State only the count of lines in the listing below that hold "árfolyamnyereség".

(Dataset items)
* BEGIN *

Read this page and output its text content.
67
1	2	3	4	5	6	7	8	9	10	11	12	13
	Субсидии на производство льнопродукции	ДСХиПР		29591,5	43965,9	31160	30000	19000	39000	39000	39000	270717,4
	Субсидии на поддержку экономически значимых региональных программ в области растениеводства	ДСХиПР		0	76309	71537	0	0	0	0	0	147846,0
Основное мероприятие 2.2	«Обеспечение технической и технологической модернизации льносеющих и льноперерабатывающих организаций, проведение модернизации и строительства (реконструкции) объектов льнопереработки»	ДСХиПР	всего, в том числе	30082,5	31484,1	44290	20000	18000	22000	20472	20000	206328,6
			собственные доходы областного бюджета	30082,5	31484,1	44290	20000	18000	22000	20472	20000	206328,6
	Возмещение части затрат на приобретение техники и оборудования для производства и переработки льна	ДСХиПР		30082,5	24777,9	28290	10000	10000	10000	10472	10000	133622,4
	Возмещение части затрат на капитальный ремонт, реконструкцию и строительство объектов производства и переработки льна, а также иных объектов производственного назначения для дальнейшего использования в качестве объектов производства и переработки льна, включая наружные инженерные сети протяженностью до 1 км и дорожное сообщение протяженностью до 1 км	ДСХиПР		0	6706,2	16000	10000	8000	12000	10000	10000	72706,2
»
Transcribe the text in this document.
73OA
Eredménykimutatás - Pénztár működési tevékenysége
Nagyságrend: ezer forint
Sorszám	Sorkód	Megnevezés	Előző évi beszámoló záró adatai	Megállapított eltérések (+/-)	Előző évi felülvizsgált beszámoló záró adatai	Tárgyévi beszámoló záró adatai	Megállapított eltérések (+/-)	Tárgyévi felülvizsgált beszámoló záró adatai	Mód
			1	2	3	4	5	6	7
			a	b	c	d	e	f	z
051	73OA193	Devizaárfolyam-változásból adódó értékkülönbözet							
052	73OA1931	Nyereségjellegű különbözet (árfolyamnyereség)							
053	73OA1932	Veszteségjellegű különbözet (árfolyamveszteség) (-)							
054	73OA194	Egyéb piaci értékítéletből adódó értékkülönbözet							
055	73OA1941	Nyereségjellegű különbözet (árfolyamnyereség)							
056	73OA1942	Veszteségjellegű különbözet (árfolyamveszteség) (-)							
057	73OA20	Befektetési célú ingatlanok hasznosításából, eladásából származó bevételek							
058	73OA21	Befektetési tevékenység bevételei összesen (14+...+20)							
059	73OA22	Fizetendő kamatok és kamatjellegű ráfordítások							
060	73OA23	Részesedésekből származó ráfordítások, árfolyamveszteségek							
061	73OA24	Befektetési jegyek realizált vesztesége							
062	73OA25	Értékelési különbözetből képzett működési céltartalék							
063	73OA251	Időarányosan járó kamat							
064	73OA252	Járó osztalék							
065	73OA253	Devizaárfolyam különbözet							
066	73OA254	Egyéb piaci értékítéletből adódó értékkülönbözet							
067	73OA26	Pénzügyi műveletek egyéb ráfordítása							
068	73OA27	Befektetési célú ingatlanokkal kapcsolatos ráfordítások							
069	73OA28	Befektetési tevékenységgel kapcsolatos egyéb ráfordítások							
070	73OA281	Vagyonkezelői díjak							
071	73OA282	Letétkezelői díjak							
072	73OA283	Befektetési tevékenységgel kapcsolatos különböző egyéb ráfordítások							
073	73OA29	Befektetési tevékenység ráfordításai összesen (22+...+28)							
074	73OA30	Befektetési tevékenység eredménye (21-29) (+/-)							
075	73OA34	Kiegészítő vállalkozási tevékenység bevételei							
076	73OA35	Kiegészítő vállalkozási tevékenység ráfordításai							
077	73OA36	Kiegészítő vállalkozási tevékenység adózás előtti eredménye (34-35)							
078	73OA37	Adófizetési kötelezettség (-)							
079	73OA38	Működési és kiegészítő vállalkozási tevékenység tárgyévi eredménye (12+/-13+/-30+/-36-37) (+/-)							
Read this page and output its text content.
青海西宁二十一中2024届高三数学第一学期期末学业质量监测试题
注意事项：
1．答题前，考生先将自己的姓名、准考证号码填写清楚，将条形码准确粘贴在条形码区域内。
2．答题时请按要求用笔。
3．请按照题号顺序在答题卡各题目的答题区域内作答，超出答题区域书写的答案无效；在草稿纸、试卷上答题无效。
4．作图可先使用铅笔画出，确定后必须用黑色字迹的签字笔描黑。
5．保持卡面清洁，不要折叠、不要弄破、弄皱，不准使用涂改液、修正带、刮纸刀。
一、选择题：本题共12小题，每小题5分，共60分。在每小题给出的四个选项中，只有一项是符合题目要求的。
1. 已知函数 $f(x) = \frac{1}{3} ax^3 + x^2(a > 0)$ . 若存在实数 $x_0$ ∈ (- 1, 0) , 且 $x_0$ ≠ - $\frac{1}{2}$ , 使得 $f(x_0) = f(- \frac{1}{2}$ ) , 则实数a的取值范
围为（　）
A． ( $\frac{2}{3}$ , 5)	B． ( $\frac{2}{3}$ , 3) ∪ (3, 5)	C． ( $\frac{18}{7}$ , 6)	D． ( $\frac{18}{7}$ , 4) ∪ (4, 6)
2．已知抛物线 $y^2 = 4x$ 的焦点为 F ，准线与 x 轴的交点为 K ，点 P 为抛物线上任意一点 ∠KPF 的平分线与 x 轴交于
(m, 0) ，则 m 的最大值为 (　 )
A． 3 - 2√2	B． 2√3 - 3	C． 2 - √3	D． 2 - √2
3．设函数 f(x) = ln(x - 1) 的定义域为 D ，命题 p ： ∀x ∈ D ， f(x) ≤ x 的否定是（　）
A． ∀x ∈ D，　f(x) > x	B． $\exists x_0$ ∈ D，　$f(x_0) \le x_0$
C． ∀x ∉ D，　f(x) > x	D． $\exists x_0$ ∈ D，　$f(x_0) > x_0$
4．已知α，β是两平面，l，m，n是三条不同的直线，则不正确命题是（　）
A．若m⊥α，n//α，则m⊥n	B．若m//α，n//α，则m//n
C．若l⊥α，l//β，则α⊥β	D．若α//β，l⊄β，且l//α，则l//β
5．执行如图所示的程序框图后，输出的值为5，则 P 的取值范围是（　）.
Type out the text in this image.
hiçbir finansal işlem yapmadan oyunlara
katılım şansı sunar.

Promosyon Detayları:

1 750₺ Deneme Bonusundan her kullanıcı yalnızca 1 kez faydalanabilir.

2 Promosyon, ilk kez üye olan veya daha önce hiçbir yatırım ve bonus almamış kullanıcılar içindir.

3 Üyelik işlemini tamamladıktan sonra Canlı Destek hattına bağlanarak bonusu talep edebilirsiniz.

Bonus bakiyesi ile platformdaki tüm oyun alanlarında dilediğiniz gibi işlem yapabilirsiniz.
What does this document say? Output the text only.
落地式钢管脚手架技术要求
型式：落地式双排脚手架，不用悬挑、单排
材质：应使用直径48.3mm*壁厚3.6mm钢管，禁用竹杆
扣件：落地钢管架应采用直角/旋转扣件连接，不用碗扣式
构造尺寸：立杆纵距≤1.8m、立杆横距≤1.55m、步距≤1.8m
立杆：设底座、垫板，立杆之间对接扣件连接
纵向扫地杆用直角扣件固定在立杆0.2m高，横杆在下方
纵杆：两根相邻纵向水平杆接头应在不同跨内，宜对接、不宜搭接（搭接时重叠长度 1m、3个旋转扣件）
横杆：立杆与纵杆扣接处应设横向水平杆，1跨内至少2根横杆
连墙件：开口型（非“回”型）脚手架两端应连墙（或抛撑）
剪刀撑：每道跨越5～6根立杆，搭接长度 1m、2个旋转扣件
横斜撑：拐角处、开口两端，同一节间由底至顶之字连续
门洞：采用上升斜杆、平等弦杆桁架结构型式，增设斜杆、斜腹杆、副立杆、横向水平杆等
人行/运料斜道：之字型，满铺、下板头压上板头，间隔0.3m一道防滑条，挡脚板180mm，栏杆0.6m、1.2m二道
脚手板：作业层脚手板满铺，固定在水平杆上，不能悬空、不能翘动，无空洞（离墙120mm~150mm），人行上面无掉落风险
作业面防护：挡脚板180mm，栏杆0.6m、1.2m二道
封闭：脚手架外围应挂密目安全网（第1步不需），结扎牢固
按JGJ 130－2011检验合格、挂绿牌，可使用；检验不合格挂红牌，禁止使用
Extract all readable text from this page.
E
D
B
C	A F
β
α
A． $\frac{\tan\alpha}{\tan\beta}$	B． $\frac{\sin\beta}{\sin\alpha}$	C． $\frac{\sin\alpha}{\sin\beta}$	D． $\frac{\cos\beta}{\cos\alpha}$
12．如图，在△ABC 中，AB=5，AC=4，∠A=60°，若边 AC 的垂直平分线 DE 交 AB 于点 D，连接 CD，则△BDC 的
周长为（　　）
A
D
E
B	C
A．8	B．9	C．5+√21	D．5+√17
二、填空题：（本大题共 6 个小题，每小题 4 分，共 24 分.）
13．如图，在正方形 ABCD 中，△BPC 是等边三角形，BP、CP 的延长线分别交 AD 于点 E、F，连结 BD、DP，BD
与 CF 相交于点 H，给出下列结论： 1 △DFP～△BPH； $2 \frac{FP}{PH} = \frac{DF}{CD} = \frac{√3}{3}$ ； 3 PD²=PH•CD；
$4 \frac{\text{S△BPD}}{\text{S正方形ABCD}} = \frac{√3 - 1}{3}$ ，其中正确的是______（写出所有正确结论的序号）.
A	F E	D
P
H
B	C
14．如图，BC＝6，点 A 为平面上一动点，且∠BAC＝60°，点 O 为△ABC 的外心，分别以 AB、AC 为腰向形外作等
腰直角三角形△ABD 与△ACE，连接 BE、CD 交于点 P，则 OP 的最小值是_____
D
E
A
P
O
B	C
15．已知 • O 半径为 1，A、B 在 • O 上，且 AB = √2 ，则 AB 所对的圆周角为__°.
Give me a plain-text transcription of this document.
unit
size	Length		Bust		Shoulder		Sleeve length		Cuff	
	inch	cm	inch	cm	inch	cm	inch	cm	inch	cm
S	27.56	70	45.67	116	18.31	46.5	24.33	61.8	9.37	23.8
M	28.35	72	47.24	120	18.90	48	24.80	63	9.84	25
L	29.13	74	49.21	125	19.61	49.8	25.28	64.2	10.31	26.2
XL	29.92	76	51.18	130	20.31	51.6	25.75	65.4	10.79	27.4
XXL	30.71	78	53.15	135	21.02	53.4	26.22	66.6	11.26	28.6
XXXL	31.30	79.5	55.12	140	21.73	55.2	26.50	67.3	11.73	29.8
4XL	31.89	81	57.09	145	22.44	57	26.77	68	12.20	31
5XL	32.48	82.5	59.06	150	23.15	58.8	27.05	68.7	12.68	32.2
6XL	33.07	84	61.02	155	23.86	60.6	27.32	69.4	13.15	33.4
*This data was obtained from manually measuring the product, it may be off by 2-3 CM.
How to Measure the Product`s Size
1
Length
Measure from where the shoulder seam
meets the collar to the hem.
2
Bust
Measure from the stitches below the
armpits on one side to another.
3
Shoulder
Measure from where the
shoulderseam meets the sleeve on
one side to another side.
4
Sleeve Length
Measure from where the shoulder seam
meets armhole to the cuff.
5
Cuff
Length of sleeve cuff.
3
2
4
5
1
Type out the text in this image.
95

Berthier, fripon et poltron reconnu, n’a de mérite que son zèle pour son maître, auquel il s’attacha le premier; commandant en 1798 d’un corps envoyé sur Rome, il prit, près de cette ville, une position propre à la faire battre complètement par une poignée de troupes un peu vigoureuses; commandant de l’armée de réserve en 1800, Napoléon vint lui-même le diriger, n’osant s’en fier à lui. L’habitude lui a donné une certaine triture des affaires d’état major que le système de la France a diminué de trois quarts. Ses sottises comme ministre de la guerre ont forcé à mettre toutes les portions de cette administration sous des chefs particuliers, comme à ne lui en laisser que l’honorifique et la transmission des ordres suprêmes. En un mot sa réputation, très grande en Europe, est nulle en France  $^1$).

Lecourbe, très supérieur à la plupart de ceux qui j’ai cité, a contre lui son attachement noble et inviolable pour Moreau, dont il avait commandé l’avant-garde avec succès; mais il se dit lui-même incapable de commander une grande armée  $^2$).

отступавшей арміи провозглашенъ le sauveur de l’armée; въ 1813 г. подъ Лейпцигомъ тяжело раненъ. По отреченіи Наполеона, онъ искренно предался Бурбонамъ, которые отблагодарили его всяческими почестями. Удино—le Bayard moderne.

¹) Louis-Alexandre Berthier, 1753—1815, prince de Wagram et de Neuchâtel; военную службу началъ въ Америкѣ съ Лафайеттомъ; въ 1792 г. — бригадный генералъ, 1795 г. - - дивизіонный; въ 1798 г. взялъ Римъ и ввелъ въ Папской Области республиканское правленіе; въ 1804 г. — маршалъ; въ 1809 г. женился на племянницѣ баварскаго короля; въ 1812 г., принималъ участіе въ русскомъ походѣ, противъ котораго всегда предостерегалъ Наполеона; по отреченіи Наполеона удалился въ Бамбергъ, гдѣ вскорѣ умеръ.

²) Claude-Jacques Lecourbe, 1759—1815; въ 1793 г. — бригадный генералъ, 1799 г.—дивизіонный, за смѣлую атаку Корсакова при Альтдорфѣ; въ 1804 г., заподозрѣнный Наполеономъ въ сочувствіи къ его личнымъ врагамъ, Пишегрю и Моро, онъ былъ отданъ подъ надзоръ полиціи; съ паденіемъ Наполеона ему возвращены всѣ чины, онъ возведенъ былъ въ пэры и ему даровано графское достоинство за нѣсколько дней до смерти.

* END *

OUTPUT FOR THIS TASK ▸ 2